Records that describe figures

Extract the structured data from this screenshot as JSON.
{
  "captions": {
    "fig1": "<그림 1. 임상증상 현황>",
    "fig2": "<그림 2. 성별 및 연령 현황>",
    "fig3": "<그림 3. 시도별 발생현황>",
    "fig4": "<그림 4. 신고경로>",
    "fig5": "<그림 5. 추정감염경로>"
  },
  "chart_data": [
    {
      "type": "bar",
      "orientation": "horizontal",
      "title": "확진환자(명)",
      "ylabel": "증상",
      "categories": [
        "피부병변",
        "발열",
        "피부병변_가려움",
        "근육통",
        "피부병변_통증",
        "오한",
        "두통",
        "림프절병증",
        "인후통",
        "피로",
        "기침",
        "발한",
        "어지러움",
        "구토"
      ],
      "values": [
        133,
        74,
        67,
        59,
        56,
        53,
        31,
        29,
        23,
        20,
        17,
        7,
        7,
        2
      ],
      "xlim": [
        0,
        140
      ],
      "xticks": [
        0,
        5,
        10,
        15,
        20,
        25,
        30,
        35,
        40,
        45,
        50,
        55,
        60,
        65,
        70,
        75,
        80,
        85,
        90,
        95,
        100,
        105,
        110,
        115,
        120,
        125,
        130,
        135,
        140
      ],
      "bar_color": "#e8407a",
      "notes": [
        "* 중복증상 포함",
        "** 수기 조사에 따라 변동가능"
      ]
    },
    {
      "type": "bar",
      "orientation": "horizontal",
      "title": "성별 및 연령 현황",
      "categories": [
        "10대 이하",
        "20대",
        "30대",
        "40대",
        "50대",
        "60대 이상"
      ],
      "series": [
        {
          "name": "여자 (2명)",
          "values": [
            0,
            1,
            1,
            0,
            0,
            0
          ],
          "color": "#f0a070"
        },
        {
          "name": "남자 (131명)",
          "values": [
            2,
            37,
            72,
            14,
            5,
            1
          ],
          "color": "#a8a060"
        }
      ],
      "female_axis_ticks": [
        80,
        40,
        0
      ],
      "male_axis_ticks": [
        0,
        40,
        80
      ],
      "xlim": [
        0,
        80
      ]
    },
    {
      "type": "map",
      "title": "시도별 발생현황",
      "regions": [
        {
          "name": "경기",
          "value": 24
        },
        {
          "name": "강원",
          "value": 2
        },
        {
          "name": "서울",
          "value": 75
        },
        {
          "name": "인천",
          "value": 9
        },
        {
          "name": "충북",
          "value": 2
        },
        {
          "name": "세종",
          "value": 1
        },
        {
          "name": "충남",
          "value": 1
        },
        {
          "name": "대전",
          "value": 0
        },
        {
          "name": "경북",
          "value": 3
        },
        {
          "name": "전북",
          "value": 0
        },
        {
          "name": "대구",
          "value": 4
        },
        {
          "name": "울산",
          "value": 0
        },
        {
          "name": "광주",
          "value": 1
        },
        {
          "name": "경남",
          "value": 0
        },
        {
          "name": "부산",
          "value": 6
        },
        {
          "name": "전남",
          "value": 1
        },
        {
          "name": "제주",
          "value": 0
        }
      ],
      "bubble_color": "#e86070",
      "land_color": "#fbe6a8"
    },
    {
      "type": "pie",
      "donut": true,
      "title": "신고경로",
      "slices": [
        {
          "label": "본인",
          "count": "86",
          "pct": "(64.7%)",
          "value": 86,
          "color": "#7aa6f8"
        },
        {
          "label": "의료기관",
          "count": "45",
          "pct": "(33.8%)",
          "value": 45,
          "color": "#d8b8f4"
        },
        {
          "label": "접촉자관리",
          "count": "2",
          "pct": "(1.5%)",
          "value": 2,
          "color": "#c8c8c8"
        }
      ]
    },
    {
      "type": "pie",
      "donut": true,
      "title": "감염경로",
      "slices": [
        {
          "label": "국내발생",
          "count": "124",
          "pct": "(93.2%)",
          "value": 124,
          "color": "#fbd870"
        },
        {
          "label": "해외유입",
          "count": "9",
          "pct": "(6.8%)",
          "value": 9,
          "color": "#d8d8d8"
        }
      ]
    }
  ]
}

▶ _Exercise objective_
Write out all of the records above exactly as they appear.

▶ _Solution below_
Extract the structured data from this screenshot as JSON.
{
  "captions": {
    "fig1": "<그림 1. 임상증상 현황>",
    "fig2": "<그림 2. 성별 및 연령 현황>",
    "fig3": "<그림 3. 시도별 발생현황>",
    "fig4": "<그림 4. 신고경로>",
    "fig5": "<그림 5. 추정감염경로>"
  },
  "chart_data": [
    {
      "type": "bar",
      "orientation": "horizontal",
      "title": "확진환자(명)",
      "ylabel": "증상",
      "categories": [
        "피부병변",
        "발열",
        "피부병변_가려움",
        "근육통",
        "피부병변_통증",
        "오한",
        "두통",
        "림프절병증",
        "인후통",
        "피로",
        "기침",
        "발한",
        "어지러움",
        "구토"
      ],
      "values": [
        133,
        74,
        67,
        59,
        56,
        53,
        31,
        29,
        23,
        20,
        17,
        7,
        7,
        2
      ],
      "xlim": [
        0,
        140
      ],
      "xticks": [
        0,
        5,
        10,
        15,
        20,
        25,
        30,
        35,
        40,
        45,
        50,
        55,
        60,
        65,
        70,
        75,
        80,
        85,
        90,
        95,
        100,
        105,
        110,
        115,
        120,
        125,
        130,
        135,
        140
      ],
      "bar_color": "#e8407a",
      "notes": [
        "* 중복증상 포함",
        "** 수기 조사에 따라 변동가능"
      ]
    },
    {
      "type": "bar",
      "orientation": "horizontal",
      "title": "성별 및 연령 현황",
      "categories": [
        "10대 이하",
        "20대",
        "30대",
        "40대",
        "50대",
        "60대 이상"
      ],
      "series": [
        {
          "name": "여자 (2명)",
          "values": [
            0,
            1,
            1,
            0,
            0,
            0
          ],
          "color": "#f0a070"
        },
        {
          "name": "남자 (131명)",
          "values": [
            2,
            37,
            72,
            14,
            5,
            1
          ],
          "color": "#a8a060"
        }
      ],
      "female_axis_ticks": [
        80,
        40,
        0
      ],
      "male_axis_ticks": [
        0,
        40,
        80
      ],
      "xlim": [
        0,
        80
      ]
    },
    {
      "type": "map",
      "title": "시도별 발생현황",
      "regions": [
        {
          "name": "경기",
          "value": 24
        },
        {
          "name": "강원",
          "value": 2
        },
        {
          "name": "서울",
          "value": 75
        },
        {
          "name": "인천",
          "value": 9
        },
        {
          "name": "충북",
          "value": 2
        },
        {
          "name": "세종",
          "value": 1
        },
        {
          "name": "충남",
          "value": 1
        },
        {
          "name": "대전",
          "value": 0
        },
        {
          "name": "경북",
          "value": 3
        },
        {
          "name": "전북",
          "value": 0
        },
        {
          "name": "대구",
          "value": 4
        },
        {
          "name": "울산",
          "value": 0
        },
        {
          "name": "광주",
          "value": 1
        },
        {
          "name": "경남",
          "value": 0
        },
        {
          "name": "부산",
          "value": 6
        },
        {
          "name": "전남",
          "value": 1
        },
        {
          "name": "제주",
          "value": 0
        }
      ],
      "bubble_color": "#e86070",
      "land_color": "#fbe6a8"
    },
    {
      "type": "pie",
      "donut": true,
      "title": "신고경로",
      "slices": [
        {
          "label": "본인",
          "count": "86",
          "pct": "(64.7%)",
          "value": 86,
          "color": "#7aa6f8"
        },
        {
          "label": "의료기관",
          "count": "45",
          "pct": "(33.8%)",
          "value": 45,
          "color": "#d8b8f4"
        },
        {
          "label": "접촉자관리",
          "count": "2",
          "pct": "(1.5%)",
          "value": 2,
          "color": "#c8c8c8"
        }
      ]
    },
    {
      "type": "pie",
      "donut": true,
      "title": "감염경로",
      "slices": [
        {
          "label": "국내발생",
          "count": "124",
          "pct": "(93.2%)",
          "value": 124,
          "color": "#fbd870"
        },
        {
          "label": "해외유입",
          "count": "9",
          "pct": "(6.8%)",
          "value": 9,
          "color": "#d8d8d8"
        }
      ]
    }
  ]
}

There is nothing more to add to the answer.